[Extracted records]
>> START
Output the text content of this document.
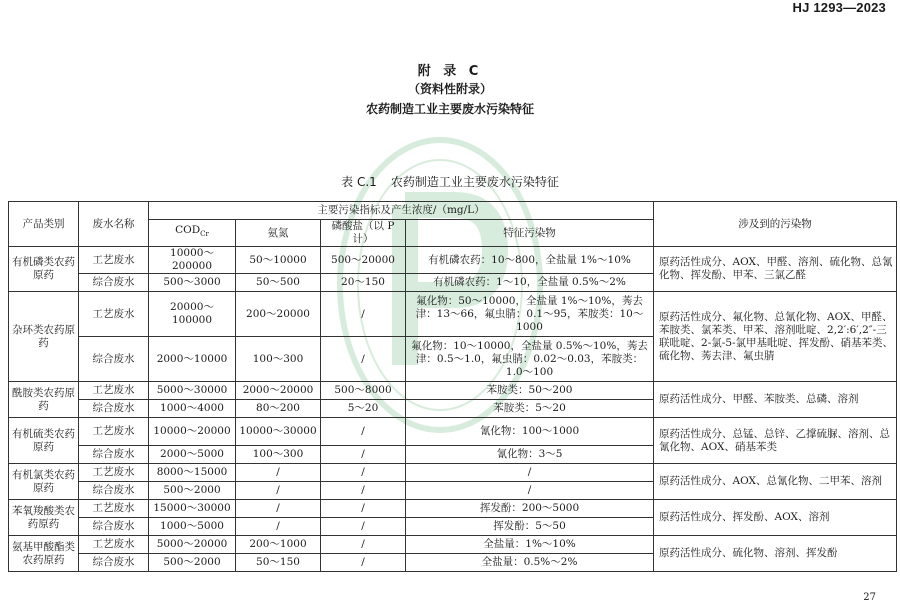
HJ 1293—2023
附 录 C
（资料性附录）
农药制造工业主要废水污染特征
表 C.1 农药制造工业主要废水污染特征
产品类别	废水名称	主要污染指标及产生浓度/（mg/L）				涉及到的污染物
		$COD_{Cr}$	氨氮	磷酸盐（以 P 计）	特征污染物	
有机磷类农药原药	工艺废水	10000～200000	50～10000	500～20000	有机磷农药：10～800，全盐量 1%～10%	原药活性成分、AOX、甲醛、溶剂、硫化物、总氰化物、挥发酚、甲苯、三氯乙醛
	综合废水	500～3000	50～500	20～150	有机磷农药：1～10，全盐量 0.5%～2%	
杂环类农药原药	工艺废水	20000～100000	200～20000	/	氟化物：50～10000，全盐量 1%～10%，莠去津：13～66，氟虫腈：0.1～95，苯胺类：10～1000	原药活性成分、氟化物、总氰化物、AOX、甲醛、苯胺类、氯苯类、甲苯、溶剂吡啶、2,2′:6′,2″-三联吡啶、2-氯-5-氯甲基吡啶、挥发酚、硝基苯类、硫化物、莠去津、氟虫腈
	综合废水	2000～10000	100～300	/	氟化物：10～10000，全盐量 0.5%～10%，莠去津：0.5～1.0，氟虫腈：0.02～0.03，苯胺类：1.0～100	
酰胺类农药原药	工艺废水	5000～30000	2000～20000	500～8000	苯胺类：50～200	原药活性成分、甲醛、苯胺类、总磷、溶剂
	综合废水	1000～4000	80～200	5～20	苯胺类：5～20	
有机硫类农药原药	工艺废水	10000～20000	10000～30000	/	氰化物：100～1000	原药活性成分、总锰、总锌、乙撑硫脲、溶剂、总氰化物、AOX、硝基苯类
	综合废水	2000～5000	100～300	/	氰化物：3～5	
有机氯类农药原药	工艺废水	8000～15000	/	/	/	原药活性成分、AOX、总氰化物、二甲苯、溶剂
	综合废水	500～2000	/	/	/	
苯氧羧酸类农药原药	工艺废水	15000～30000	/	/	挥发酚：200～5000	原药活性成分、挥发酚、AOX、溶剂
	综合废水	1000～5000	/	/	挥发酚：5～50	
氨基甲酸酯类农药原药	工艺废水	5000～20000	200～1000	/	全盐量：1%～10%	原药活性成分、硫化物、溶剂、挥发酚
	综合废水	500～2000	50～150	/	全盐量：0.5%～2%	
27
>> END
EXERCISE AIM ▸ Omit the images and transcribe all of the records above word for word.

EXERCISE RESPONSE ▸
Output the text content of this document.
HJ 1293—2023
附 录 C
（资料性附录）
农药制造工业主要废水污染特征
表 C.1 农药制造工业主要废水污染特征
产品类别	废水名称	主要污染指标及产生浓度/（mg/L）				涉及到的污染物
		$COD_{Cr}$	氨氮	磷酸盐（以 P 计）	特征污染物	
有机磷类农药原药	工艺废水	10000～200000	50～10000	500～20000	有机磷农药：10～800，全盐量 1%～10%	原药活性成分、AOX、甲醛、溶剂、硫化物、总氰化物、挥发酚、甲苯、三氯乙醛
	综合废水	500～3000	50～500	20～150	有机磷农药：1～10，全盐量 0.5%～2%	
杂环类农药原药	工艺废水	20000～100000	200～20000	/	氟化物：50～10000，全盐量 1%～10%，莠去津：13～66，氟虫腈：0.1～95，苯胺类：10～1000	原药活性成分、氟化物、总氰化物、AOX、甲醛、苯胺类、氯苯类、甲苯、溶剂吡啶、2,2′:6′,2″-三联吡啶、2-氯-5-氯甲基吡啶、挥发酚、硝基苯类、硫化物、莠去津、氟虫腈
	综合废水	2000～10000	100～300	/	氟化物：10～10000，全盐量 0.5%～10%，莠去津：0.5～1.0，氟虫腈：0.02～0.03，苯胺类：1.0～100	
酰胺类农药原药	工艺废水	5000～30000	2000～20000	500～8000	苯胺类：50～200	原药活性成分、甲醛、苯胺类、总磷、溶剂
	综合废水	1000～4000	80～200	5～20	苯胺类：5～20	
有机硫类农药原药	工艺废水	10000～20000	10000～30000	/	氰化物：100～1000	原药活性成分、总锰、总锌、乙撑硫脲、溶剂、总氰化物、AOX、硝基苯类
	综合废水	2000～5000	100～300	/	氰化物：3～5	
有机氯类农药原药	工艺废水	8000～15000	/	/	/	原药活性成分、AOX、总氰化物、二甲苯、溶剂
	综合废水	500～2000	/	/	/	
苯氧羧酸类农药原药	工艺废水	15000～30000	/	/	挥发酚：200～5000	原药活性成分、挥发酚、AOX、溶剂
	综合废水	1000～5000	/	/	挥发酚：5～50	
氨基甲酸酯类农药原药	工艺废水	5000～20000	200～1000	/	全盐量：1%～10%	原药活性成分、硫化物、溶剂、挥发酚
	综合废水	500～2000	50～150	/	全盐量：0.5%～2%	
27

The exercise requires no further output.